Pick out every line in the records below that contains the string `ticks` and copy each one. Treat uppercase and lowercase letters as distinct.
── Material for this task ──
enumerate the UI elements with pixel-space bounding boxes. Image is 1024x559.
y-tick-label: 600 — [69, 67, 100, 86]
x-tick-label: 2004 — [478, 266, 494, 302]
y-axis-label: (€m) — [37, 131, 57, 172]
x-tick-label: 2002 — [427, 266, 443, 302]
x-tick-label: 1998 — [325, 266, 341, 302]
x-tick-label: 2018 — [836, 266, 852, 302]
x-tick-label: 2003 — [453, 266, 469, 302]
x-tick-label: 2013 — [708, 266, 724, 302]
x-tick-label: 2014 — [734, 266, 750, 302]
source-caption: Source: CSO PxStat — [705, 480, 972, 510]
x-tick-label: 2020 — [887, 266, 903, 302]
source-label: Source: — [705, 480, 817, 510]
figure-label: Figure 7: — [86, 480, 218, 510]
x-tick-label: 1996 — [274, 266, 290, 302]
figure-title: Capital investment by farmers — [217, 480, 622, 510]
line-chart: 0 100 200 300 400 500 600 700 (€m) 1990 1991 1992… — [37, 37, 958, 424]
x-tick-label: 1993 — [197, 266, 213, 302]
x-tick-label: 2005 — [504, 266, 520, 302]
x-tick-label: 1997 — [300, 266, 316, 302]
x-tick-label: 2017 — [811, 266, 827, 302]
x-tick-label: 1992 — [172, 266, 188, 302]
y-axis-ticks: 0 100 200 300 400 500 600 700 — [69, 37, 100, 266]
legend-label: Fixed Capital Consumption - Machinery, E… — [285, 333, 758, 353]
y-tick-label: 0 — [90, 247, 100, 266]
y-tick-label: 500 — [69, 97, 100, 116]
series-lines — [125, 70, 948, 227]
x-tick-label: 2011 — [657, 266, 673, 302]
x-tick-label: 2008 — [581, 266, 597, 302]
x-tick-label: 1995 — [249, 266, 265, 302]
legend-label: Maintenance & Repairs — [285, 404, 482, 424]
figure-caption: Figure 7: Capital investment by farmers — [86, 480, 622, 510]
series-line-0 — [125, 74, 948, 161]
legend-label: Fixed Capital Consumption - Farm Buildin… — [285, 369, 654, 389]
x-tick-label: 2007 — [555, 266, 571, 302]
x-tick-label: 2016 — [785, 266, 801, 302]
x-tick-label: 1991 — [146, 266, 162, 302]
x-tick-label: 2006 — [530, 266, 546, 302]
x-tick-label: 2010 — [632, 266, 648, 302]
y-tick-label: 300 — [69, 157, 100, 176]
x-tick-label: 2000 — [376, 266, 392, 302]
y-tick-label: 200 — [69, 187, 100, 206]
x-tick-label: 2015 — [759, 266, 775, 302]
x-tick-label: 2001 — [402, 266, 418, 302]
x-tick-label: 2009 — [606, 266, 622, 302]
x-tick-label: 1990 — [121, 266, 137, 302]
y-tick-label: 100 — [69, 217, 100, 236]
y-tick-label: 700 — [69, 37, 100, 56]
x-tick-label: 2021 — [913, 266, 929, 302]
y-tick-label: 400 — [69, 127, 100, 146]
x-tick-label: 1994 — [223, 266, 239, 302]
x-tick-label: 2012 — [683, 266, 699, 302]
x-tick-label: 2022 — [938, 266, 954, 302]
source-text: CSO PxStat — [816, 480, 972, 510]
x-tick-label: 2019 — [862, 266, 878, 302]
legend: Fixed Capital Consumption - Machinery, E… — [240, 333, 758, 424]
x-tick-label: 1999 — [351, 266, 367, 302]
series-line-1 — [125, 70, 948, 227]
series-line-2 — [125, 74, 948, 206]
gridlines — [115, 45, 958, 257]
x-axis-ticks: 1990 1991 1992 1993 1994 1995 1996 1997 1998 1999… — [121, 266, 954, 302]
───
- Reply -
y-axis-ticks: 0 100 200 300 400 500 600 700 — [69, 37, 100, 266]
x-axis-ticks: 1990 1991 1992 1993 1994 1995 1996 1997 1998 1999… — [121, 266, 954, 302]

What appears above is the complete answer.